Material shown:
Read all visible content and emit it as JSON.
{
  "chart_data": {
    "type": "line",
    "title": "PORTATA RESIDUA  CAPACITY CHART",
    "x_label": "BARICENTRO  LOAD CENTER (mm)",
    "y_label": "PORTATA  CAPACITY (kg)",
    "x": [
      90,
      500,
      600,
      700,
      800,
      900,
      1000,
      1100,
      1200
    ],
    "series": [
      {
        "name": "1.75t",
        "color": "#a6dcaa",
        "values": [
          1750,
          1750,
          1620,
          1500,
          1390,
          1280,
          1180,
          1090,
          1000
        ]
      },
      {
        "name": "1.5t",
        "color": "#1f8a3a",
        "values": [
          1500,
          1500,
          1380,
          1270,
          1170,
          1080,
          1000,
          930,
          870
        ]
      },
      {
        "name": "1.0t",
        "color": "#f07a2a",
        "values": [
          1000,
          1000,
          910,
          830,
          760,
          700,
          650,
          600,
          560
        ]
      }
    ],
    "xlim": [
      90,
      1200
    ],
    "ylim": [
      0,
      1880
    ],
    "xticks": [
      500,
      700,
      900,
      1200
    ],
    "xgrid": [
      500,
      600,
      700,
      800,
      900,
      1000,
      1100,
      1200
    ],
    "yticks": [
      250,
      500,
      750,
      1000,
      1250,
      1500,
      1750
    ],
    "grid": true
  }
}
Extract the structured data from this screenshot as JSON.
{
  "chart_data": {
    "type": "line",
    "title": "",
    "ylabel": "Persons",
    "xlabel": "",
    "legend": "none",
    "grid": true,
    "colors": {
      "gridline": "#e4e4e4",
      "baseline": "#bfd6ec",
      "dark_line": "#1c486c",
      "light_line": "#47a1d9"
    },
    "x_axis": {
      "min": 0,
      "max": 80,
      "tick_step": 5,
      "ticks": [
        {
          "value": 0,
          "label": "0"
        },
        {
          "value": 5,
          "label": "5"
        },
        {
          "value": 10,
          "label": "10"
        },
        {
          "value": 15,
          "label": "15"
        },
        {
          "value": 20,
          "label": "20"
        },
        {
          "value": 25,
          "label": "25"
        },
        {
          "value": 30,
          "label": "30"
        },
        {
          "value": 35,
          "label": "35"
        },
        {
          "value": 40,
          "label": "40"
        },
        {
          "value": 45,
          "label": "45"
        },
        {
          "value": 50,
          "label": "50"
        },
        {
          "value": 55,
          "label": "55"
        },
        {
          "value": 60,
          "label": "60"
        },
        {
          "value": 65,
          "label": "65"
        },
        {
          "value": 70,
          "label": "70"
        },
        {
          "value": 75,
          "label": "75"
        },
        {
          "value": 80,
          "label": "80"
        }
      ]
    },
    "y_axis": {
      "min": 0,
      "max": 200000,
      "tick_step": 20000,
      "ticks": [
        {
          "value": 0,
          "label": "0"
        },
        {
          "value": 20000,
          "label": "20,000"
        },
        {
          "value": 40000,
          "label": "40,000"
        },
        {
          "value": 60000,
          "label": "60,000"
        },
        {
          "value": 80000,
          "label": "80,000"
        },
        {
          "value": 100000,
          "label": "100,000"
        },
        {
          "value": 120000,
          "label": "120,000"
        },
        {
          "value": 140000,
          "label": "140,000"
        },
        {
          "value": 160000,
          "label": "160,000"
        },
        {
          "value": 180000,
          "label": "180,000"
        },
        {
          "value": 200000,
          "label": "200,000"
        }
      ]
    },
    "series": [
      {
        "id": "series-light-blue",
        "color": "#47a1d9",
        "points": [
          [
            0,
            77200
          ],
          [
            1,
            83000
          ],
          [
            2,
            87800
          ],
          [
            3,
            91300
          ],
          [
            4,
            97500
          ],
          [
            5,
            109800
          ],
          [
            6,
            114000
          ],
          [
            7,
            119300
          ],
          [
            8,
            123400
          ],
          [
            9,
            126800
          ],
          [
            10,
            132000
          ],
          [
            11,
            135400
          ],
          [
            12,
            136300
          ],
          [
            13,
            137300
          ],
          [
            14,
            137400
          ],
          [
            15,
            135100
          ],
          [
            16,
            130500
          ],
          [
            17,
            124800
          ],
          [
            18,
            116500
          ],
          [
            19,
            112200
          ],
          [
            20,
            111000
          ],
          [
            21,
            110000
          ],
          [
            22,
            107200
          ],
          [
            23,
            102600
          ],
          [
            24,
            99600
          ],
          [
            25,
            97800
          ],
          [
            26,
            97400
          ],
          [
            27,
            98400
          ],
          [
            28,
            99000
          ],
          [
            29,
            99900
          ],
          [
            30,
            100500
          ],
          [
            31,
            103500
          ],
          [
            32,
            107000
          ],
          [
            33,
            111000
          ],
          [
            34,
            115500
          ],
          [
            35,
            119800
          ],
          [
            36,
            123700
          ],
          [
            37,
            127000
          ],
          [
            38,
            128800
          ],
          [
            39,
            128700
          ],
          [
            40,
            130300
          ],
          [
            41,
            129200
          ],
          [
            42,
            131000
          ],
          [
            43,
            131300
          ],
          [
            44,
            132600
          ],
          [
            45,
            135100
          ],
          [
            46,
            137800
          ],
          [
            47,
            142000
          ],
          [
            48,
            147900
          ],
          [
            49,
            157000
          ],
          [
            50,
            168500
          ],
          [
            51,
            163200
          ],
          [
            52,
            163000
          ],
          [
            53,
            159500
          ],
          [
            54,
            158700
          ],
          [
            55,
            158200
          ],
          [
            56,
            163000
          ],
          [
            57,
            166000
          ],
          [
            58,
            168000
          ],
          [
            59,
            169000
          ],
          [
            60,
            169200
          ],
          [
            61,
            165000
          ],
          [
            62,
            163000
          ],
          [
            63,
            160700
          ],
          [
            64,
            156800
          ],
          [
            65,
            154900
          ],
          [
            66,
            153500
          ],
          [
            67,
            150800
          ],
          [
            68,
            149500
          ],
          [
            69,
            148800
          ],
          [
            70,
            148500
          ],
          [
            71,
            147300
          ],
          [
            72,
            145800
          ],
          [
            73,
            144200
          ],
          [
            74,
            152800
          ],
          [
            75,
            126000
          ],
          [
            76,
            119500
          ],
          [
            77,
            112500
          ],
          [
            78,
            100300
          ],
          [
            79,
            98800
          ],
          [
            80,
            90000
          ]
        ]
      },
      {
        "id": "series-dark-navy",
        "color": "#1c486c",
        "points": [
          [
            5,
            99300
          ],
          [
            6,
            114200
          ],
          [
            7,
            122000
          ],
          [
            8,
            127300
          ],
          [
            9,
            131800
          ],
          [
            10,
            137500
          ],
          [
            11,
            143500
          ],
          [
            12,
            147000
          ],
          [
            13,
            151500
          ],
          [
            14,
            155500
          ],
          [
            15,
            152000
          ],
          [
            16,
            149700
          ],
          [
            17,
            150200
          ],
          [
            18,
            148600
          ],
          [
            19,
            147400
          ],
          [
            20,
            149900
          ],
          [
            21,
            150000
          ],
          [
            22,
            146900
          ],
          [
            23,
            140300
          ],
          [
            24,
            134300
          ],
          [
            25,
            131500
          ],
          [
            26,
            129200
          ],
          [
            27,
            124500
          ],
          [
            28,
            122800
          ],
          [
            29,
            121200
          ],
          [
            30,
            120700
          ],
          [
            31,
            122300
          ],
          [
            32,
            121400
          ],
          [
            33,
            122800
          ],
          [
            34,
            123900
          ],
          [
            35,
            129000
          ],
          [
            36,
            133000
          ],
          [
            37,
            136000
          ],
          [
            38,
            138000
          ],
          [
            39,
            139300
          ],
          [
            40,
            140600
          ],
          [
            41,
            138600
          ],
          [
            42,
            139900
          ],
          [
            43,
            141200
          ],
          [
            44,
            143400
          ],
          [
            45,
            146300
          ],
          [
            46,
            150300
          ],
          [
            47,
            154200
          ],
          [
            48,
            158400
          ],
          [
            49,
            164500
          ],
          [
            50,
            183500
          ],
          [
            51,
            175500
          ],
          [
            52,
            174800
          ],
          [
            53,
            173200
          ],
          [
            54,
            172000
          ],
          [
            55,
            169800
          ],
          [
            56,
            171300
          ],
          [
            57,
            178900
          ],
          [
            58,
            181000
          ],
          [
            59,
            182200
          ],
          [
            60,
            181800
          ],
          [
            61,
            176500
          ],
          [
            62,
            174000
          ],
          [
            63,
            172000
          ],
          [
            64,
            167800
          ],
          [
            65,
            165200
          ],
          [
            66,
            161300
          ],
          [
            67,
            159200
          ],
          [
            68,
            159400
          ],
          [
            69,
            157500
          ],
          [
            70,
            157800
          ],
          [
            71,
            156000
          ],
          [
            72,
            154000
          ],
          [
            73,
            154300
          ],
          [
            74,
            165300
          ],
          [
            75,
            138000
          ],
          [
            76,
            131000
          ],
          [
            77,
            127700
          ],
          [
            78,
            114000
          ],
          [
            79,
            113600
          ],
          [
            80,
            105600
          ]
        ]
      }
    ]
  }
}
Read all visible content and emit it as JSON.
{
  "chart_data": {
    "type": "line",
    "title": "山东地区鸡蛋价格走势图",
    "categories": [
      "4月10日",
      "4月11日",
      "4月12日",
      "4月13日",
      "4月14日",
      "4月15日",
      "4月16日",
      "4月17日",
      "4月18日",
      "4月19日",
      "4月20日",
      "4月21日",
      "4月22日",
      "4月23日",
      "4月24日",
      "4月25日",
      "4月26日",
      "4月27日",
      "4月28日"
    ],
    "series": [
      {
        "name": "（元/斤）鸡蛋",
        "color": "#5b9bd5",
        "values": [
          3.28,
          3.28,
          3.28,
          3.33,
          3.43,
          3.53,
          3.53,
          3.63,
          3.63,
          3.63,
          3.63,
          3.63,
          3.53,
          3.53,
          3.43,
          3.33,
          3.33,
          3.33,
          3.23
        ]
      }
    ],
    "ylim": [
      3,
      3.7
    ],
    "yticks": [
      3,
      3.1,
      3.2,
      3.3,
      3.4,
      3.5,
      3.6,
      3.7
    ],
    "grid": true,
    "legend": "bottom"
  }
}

Task statement: Look over the listing above. Pick out and copy every line that includes "CAPACITY".

Solution:
    "title": "PORTATA RESIDUA  CAPACITY CHART",
    "y_label": "PORTATA  CAPACITY (kg)",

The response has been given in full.